= EXCERPTED DATA =

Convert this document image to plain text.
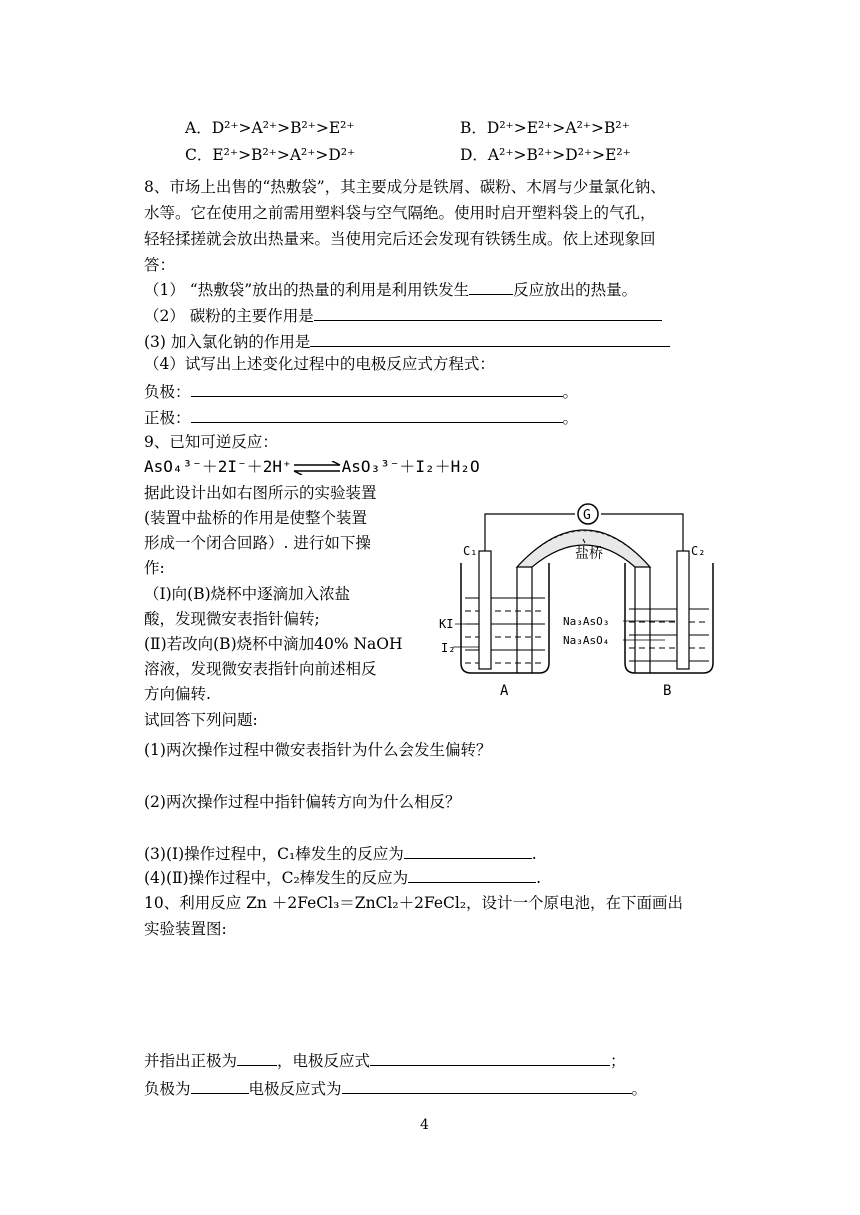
A．D²⁺>A²⁺>B²⁺>E²⁺	B．D²⁺>E²⁺>A²⁺>B²⁺
C．E²⁺>B²⁺>A²⁺>D²⁺	D．A²⁺>B²⁺>D²⁺>E²⁺
8、市场上出售的“热敷袋”，其主要成分是铁屑、碳粉、木屑与少量氯化钠、
水等。它在使用之前需用塑料袋与空气隔绝。使用时启开塑料袋上的气孔，
轻轻揉搓就会放出热量来。当使用完后还会发现有铁锈生成。依上述现象回
答：
（1） “热敷袋”放出的热量的利用是利用铁发生	反应放出的热量。
（2） 碳粉的主要作用是
(3) 加入氯化钠的作用是
（4）试写出上述变化过程中的电极反应式方程式：
负极：	。
正极：	。
9、已知可逆反应：
AsO₄³⁻＋2I⁻＋2H⁺⇌AsO₃³⁻＋I₂＋H₂O
据此设计出如右图所示的实验装置
(装置中盐桥的作用是使整个装置
形成一个闭合回路）. 进行如下操
作:
（Ⅰ)向(B)烧杯中逐滴加入浓盐
酸，发现微安表指针偏转;
(Ⅱ)若改向(B)烧杯中滴加40% NaOH
溶液，发现微安表指针向前述相反
方向偏转.
试回答下列问题:
G
盐桥
C₁
KI
I₂
C₂
Na₃AsO₃
Na₃AsO₄
A	B
(1)两次操作过程中微安表指针为什么会发生偏转？
(2)两次操作过程中指针偏转方向为什么相反？
(3)(Ⅰ)操作过程中，C₁棒发生的反应为	.
(4)(Ⅱ)操作过程中，C₂棒发生的反应为	.
10、利用反应 Zn ＋2FeCl₃＝ZnCl₂＋2FeCl₂，设计一个原电池，在下面画出
实验装置图:
并指出正极为	，电极反应式	；
负极为	电极反应式为	。
4
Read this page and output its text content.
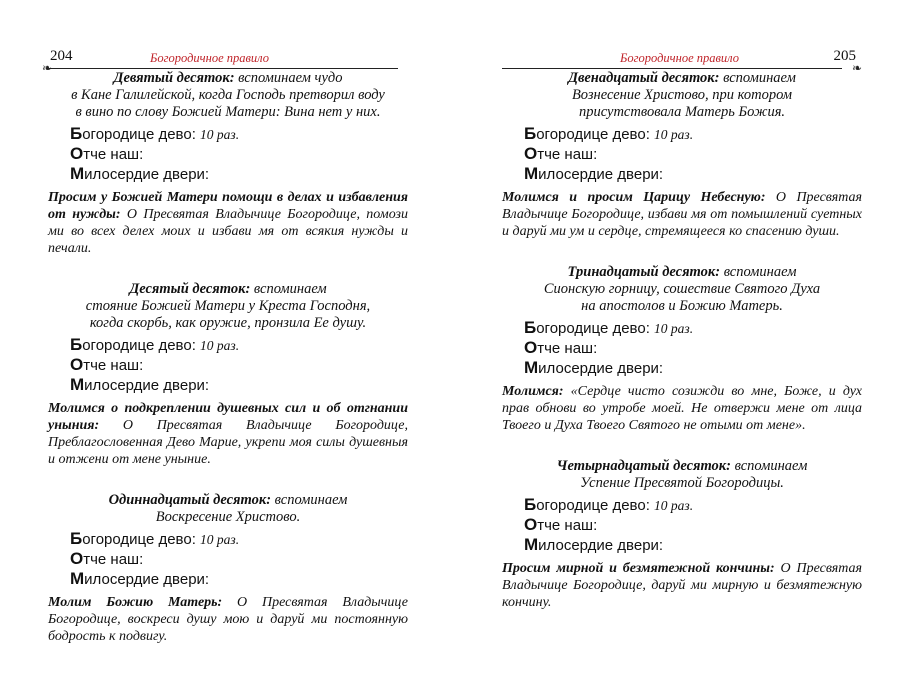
204	Богородичное правило
❧
Девятый десяток: вспоминаем чудо
в Кане Галилейской, когда Господь претворил воду
в вино по слову Божией Матери: Вина нет у них.
Богородице дево: 10 раз.
Отче наш:
Милосердие двери:
Просим у Божией Матери помощи в делах и избавления от нужды: О Пресвятая Владычице Богородице, помози ми во всех делех моих и избави мя от всякия нужды и печали.
Десятый десяток: вспоминаем
стояние Божией Матери у Креста Господня,
когда скорбь, как оружие, пронзила Ее душу.
Богородице дево: 10 раз.
Отче наш:
Милосердие двери:
Молимся о подкреплении душевных сил и об отгнании уныния: О Пресвятая Владычице Богородице, Преблагословенная Дево Марие, укрепи моя силы душевныя и отжени от мене уныние.
Одиннадцатый десяток: вспоминаем
Воскресение Христово.
Богородице дево: 10 раз.
Отче наш:
Милосердие двери:
Молим Божию Матерь: О Пресвятая Владычице Богородице, воскреси душу мою и даруй ми постоянную бодрость к подвигу.
Богородичное правило	205
❧
Двенадцатый десяток: вспоминаем
Вознесение Христово, при котором
присутствовала Матерь Божия.
Богородице дево: 10 раз.
Отче наш:
Милосердие двери:
Молимся и просим Царицу Небесную: О Пресвятая Владычице Богородице, избави мя от помышлений суетных и даруй ми ум и сердце, стремящееся ко спасению души.
Тринадцатый десяток: вспоминаем
Сионскую горницу, сошествие Святого Духа
на апостолов и Божию Матерь.
Богородице дево: 10 раз.
Отче наш:
Милосердие двери:
Молимся: «Сердце чисто созижди во мне, Боже, и дух прав обнови во утробе моей. Не отвержи мене от лица Твоего и Духа Твоего Святого не отыми от мене».
Четырнадцатый десяток: вспоминаем
Успение Пресвятой Богородицы.
Богородице дево: 10 раз.
Отче наш:
Милосердие двери:
Просим мирной и безмятежной кончины: О Пресвятая Владычице Богородице, даруй ми мирную и безмятежную кончину.
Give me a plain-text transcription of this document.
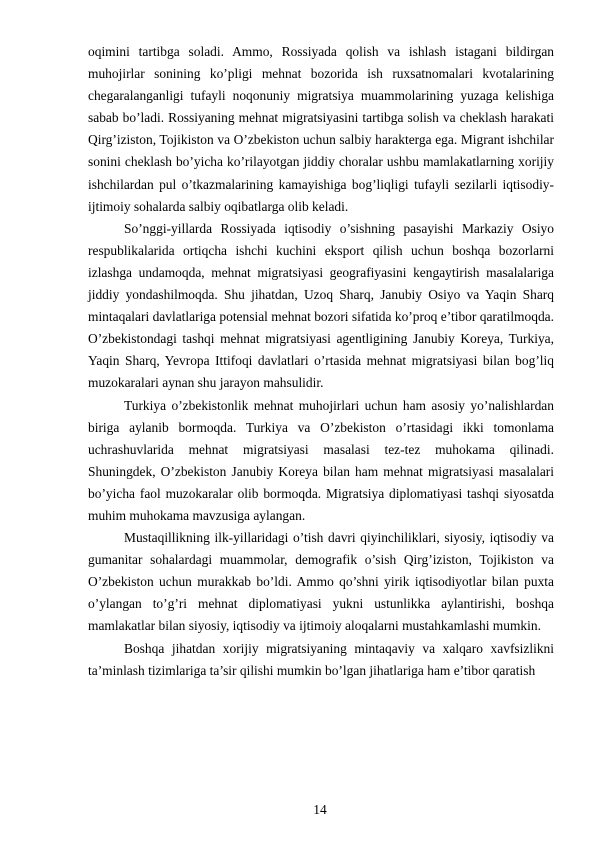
oqimini tartibga soladi. Ammo, Rossiyada qolish va ishlash istagani bildirgan muhojirlar sonining ko’pligi mehnat bozorida ish ruxsatnomalari kvotalarining chegaralanganligi tufayli noqonuniy migratsiya muammolarining yuzaga kelishiga sabab bo’ladi. Rossiyaning mehnat migratsiyasini tartibga solish va cheklash harakati Qirg’iziston, Tojikiston va O’zbekiston uchun salbiy harakterga ega. Migrant ishchilar sonini cheklash bo’yicha ko’rilayotgan jiddiy choralar ushbu mamlakatlarning xorijiy ishchilardan pul o’tkazmalarining kamayishiga bog’liqligi tufayli sezilarli iqtisodiy-ijtimoiy sohalarda salbiy oqibatlarga olib keladi.

So’nggi-yillarda Rossiyada iqtisodiy o’sishning pasayishi Markaziy Osiyo respublikalarida ortiqcha ishchi kuchini eksport qilish uchun boshqa bozorlarni izlashga undamoqda, mehnat migratsiyasi geografiyasini kengaytirish masalalariga jiddiy yondashilmoqda. Shu jihatdan, Uzoq Sharq, Janubiy Osiyo va Yaqin Sharq mintaqalari davlatlariga potensial mehnat bozori sifatida ko’proq e’tibor qaratilmoqda. O’zbekistondagi tashqi mehnat migratsiyasi agentligining Janubiy Koreya, Turkiya, Yaqin Sharq, Yevropa Ittifoqi davlatlari o’rtasida mehnat migratsiyasi bilan bog’liq muzokaralari aynan shu jarayon mahsulidir.

Turkiya o’zbekistonlik mehnat muhojirlari uchun ham asosiy yo’nalishlardan biriga aylanib bormoqda. Turkiya va O’zbekiston o’rtasidagi ikki tomonlama uchrashuvlarida mehnat migratsiyasi masalasi tez-tez muhokama qilinadi. Shuningdek, O’zbekiston Janubiy Koreya bilan ham mehnat migratsiyasi masalalari bo’yicha faol muzokaralar olib bormoqda. Migratsiya diplomatiyasi tashqi siyosatda muhim muhokama mavzusiga aylangan.

Mustaqillikning ilk-yillaridagi o’tish davri qiyinchiliklari, siyosiy, iqtisodiy va gumanitar sohalardagi muammolar, demografik o’sish Qirg’iziston, Tojikiston va O’zbekiston uchun murakkab bo’ldi. Ammo qo’shni yirik iqtisodiyotlar bilan puxta o’ylangan to’g’ri mehnat diplomatiyasi yukni ustunlikka aylantirishi, boshqa mamlakatlar bilan siyosiy, iqtisodiy va ijtimoiy aloqalarni mustahkamlashi mumkin.

Boshqa jihatdan xorijiy migratsiyaning mintaqaviy va xalqaro xavfsizlikni ta’minlash tizimlariga ta’sir qilishi mumkin bo’lgan jihatlariga ham e’tibor qaratish

14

= REQUIRED WORK =
Repeat each entry exactly as given; no pictures belong in the copy.

= EXERCISE RESPONSE =
Convert this document image to plain text.
A．D²⁺>A²⁺>B²⁺>E²⁺	B．D²⁺>E²⁺>A²⁺>B²⁺
C．E²⁺>B²⁺>A²⁺>D²⁺	D．A²⁺>B²⁺>D²⁺>E²⁺
8、市场上出售的“热敷袋”，其主要成分是铁屑、碳粉、木屑与少量氯化钠、
水等。它在使用之前需用塑料袋与空气隔绝。使用时启开塑料袋上的气孔，
轻轻揉搓就会放出热量来。当使用完后还会发现有铁锈生成。依上述现象回
答：
（1） “热敷袋”放出的热量的利用是利用铁发生	反应放出的热量。
（2） 碳粉的主要作用是
(3) 加入氯化钠的作用是
（4）试写出上述变化过程中的电极反应式方程式：
负极：	。
正极：	。
9、已知可逆反应：
AsO₄³⁻＋2I⁻＋2H⁺⇌AsO₃³⁻＋I₂＋H₂O
据此设计出如右图所示的实验装置
(装置中盐桥的作用是使整个装置
形成一个闭合回路）. 进行如下操
作:
（Ⅰ)向(B)烧杯中逐滴加入浓盐
酸，发现微安表指针偏转;
(Ⅱ)若改向(B)烧杯中滴加40% NaOH
溶液，发现微安表指针向前述相反
方向偏转.
试回答下列问题:
G
盐桥
C₁
KI
I₂
C₂
Na₃AsO₃
Na₃AsO₄
A	B
(1)两次操作过程中微安表指针为什么会发生偏转？
(2)两次操作过程中指针偏转方向为什么相反？
(3)(Ⅰ)操作过程中，C₁棒发生的反应为	.
(4)(Ⅱ)操作过程中，C₂棒发生的反应为	.
10、利用反应 Zn ＋2FeCl₃＝ZnCl₂＋2FeCl₂，设计一个原电池，在下面画出
实验装置图:
并指出正极为	，电极反应式	；
负极为	电极反应式为	。
4
Read this page and output its text content.
204	Богородичное правило
❧
Девятый десяток: вспоминаем чудо
в Кане Галилейской, когда Господь претворил воду
в вино по слову Божией Матери: Вина нет у них.
Богородице дево: 10 раз.
Отче наш:
Милосердие двери:
Просим у Божией Матери помощи в делах и избавления от нужды: О Пресвятая Владычице Богородице, помози ми во всех делех моих и избави мя от всякия нужды и печали.
Десятый десяток: вспоминаем
стояние Божией Матери у Креста Господня,
когда скорбь, как оружие, пронзила Ее душу.
Богородице дево: 10 раз.
Отче наш:
Милосердие двери:
Молимся о подкреплении душевных сил и об отгнании уныния: О Пресвятая Владычице Богородице, Преблагословенная Дево Марие, укрепи моя силы душевныя и отжени от мене уныние.
Одиннадцатый десяток: вспоминаем
Воскресение Христово.
Богородице дево: 10 раз.
Отче наш:
Милосердие двери:
Молим Божию Матерь: О Пресвятая Владычице Богородице, воскреси душу мою и даруй ми постоянную бодрость к подвигу.
Богородичное правило	205
❧
Двенадцатый десяток: вспоминаем
Вознесение Христово, при котором
присутствовала Матерь Божия.
Богородице дево: 10 раз.
Отче наш:
Милосердие двери:
Молимся и просим Царицу Небесную: О Пресвятая Владычице Богородице, избави мя от помышлений суетных и даруй ми ум и сердце, стремящееся ко спасению души.
Тринадцатый десяток: вспоминаем
Сионскую горницу, сошествие Святого Духа
на апостолов и Божию Матерь.
Богородице дево: 10 раз.
Отче наш:
Милосердие двери:
Молимся: «Сердце чисто созижди во мне, Боже, и дух прав обнови во утробе моей. Не отвержи мене от лица Твоего и Духа Твоего Святого не отыми от мене».
Четырнадцатый десяток: вспоминаем
Успение Пресвятой Богородицы.
Богородице дево: 10 раз.
Отче наш:
Милосердие двери:
Просим мирной и безмятежной кончины: О Пресвятая Владычице Богородице, даруй ми мирную и безмятежную кончину.
Give me a plain-text transcription of this document.
oqimini tartibga soladi. Ammo, Rossiyada qolish va ishlash istagani bildirgan muhojirlar sonining ko’pligi mehnat bozorida ish ruxsatnomalari kvotalarining chegaralanganligi tufayli noqonuniy migratsiya muammolarining yuzaga kelishiga sabab bo’ladi. Rossiyaning mehnat migratsiyasini tartibga solish va cheklash harakati Qirg’iziston, Tojikiston va O’zbekiston uchun salbiy harakterga ega. Migrant ishchilar sonini cheklash bo’yicha ko’rilayotgan jiddiy choralar ushbu mamlakatlarning xorijiy ishchilardan pul o’tkazmalarining kamayishiga bog’liqligi tufayli sezilarli iqtisodiy-ijtimoiy sohalarda salbiy oqibatlarga olib keladi.

So’nggi-yillarda Rossiyada iqtisodiy o’sishning pasayishi Markaziy Osiyo respublikalarida ortiqcha ishchi kuchini eksport qilish uchun boshqa bozorlarni izlashga undamoqda, mehnat migratsiyasi geografiyasini kengaytirish masalalariga jiddiy yondashilmoqda. Shu jihatdan, Uzoq Sharq, Janubiy Osiyo va Yaqin Sharq mintaqalari davlatlariga potensial mehnat bozori sifatida ko’proq e’tibor qaratilmoqda. O’zbekistondagi tashqi mehnat migratsiyasi agentligining Janubiy Koreya, Turkiya, Yaqin Sharq, Yevropa Ittifoqi davlatlari o’rtasida mehnat migratsiyasi bilan bog’liq muzokaralari aynan shu jarayon mahsulidir.

Turkiya o’zbekistonlik mehnat muhojirlari uchun ham asosiy yo’nalishlardan biriga aylanib bormoqda. Turkiya va O’zbekiston o’rtasidagi ikki tomonlama uchrashuvlarida mehnat migratsiyasi masalasi tez-tez muhokama qilinadi. Shuningdek, O’zbekiston Janubiy Koreya bilan ham mehnat migratsiyasi masalalari bo’yicha faol muzokaralar olib bormoqda. Migratsiya diplomatiyasi tashqi siyosatda muhim muhokama mavzusiga aylangan.

Mustaqillikning ilk-yillaridagi o’tish davri qiyinchiliklari, siyosiy, iqtisodiy va gumanitar sohalardagi muammolar, demografik o’sish Qirg’iziston, Tojikiston va O’zbekiston uchun murakkab bo’ldi. Ammo qo’shni yirik iqtisodiyotlar bilan puxta o’ylangan to’g’ri mehnat diplomatiyasi yukni ustunlikka aylantirishi, boshqa mamlakatlar bilan siyosiy, iqtisodiy va ijtimoiy aloqalarni mustahkamlashi mumkin.

Boshqa jihatdan xorijiy migratsiyaning mintaqaviy va xalqaro xavfsizlikni ta’minlash tizimlariga ta’sir qilishi mumkin bo’lgan jihatlariga ham e’tibor qaratish

14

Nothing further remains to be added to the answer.